** What you will do **
Repeat the whole listing exactly.

** Dataset records **
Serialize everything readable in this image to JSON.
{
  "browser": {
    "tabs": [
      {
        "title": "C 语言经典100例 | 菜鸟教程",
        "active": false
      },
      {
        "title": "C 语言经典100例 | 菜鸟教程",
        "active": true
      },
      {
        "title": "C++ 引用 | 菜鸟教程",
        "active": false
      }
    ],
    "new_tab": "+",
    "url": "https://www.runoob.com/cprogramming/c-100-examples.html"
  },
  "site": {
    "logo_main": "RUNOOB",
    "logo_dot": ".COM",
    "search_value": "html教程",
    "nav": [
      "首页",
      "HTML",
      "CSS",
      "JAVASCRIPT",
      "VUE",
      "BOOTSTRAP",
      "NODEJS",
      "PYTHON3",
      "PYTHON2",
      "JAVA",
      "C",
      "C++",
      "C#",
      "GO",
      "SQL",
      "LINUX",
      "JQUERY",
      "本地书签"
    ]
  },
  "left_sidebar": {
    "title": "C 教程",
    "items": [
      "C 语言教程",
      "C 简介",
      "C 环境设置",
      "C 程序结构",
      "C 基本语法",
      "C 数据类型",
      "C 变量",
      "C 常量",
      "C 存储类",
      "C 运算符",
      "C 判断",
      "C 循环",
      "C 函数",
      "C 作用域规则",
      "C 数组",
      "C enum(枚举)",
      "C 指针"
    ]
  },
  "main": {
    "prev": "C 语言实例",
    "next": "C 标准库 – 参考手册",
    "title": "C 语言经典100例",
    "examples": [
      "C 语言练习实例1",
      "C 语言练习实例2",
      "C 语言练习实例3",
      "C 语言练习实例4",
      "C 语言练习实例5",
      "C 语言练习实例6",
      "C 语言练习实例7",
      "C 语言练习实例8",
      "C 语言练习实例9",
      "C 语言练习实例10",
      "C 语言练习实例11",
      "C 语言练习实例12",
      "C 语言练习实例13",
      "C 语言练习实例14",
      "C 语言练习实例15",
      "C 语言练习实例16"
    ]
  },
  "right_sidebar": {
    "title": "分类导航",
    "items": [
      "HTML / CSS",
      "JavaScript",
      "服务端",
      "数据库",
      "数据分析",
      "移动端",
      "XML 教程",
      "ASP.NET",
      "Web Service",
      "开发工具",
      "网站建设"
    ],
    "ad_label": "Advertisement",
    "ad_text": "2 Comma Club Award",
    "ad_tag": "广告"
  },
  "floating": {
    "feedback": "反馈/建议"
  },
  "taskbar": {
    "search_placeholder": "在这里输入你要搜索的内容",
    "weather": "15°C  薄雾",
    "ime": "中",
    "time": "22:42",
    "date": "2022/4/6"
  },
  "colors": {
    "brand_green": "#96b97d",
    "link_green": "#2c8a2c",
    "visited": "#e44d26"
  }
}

** The completed task **
Serialize everything readable in this image to JSON.
{
  "browser": {
    "tabs": [
      {
        "title": "C 语言经典100例 | 菜鸟教程",
        "active": false
      },
      {
        "title": "C 语言经典100例 | 菜鸟教程",
        "active": true
      },
      {
        "title": "C++ 引用 | 菜鸟教程",
        "active": false
      }
    ],
    "new_tab": "+",
    "url": "https://www.runoob.com/cprogramming/c-100-examples.html"
  },
  "site": {
    "logo_main": "RUNOOB",
    "logo_dot": ".COM",
    "search_value": "html教程",
    "nav": [
      "首页",
      "HTML",
      "CSS",
      "JAVASCRIPT",
      "VUE",
      "BOOTSTRAP",
      "NODEJS",
      "PYTHON3",
      "PYTHON2",
      "JAVA",
      "C",
      "C++",
      "C#",
      "GO",
      "SQL",
      "LINUX",
      "JQUERY",
      "本地书签"
    ]
  },
  "left_sidebar": {
    "title": "C 教程",
    "items": [
      "C 语言教程",
      "C 简介",
      "C 环境设置",
      "C 程序结构",
      "C 基本语法",
      "C 数据类型",
      "C 变量",
      "C 常量",
      "C 存储类",
      "C 运算符",
      "C 判断",
      "C 循环",
      "C 函数",
      "C 作用域规则",
      "C 数组",
      "C enum(枚举)",
      "C 指针"
    ]
  },
  "main": {
    "prev": "C 语言实例",
    "next": "C 标准库 – 参考手册",
    "title": "C 语言经典100例",
    "examples": [
      "C 语言练习实例1",
      "C 语言练习实例2",
      "C 语言练习实例3",
      "C 语言练习实例4",
      "C 语言练习实例5",
      "C 语言练习实例6",
      "C 语言练习实例7",
      "C 语言练习实例8",
      "C 语言练习实例9",
      "C 语言练习实例10",
      "C 语言练习实例11",
      "C 语言练习实例12",
      "C 语言练习实例13",
      "C 语言练习实例14",
      "C 语言练习实例15",
      "C 语言练习实例16"
    ]
  },
  "right_sidebar": {
    "title": "分类导航",
    "items": [
      "HTML / CSS",
      "JavaScript",
      "服务端",
      "数据库",
      "数据分析",
      "移动端",
      "XML 教程",
      "ASP.NET",
      "Web Service",
      "开发工具",
      "网站建设"
    ],
    "ad_label": "Advertisement",
    "ad_text": "2 Comma Club Award",
    "ad_tag": "广告"
  },
  "floating": {
    "feedback": "反馈/建议"
  },
  "taskbar": {
    "search_placeholder": "在这里输入你要搜索的内容",
    "weather": "15°C  薄雾",
    "ime": "中",
    "time": "22:42",
    "date": "2022/4/6"
  },
  "colors": {
    "brand_green": "#96b97d",
    "link_green": "#2c8a2c",
    "visited": "#e44d26"
  }
}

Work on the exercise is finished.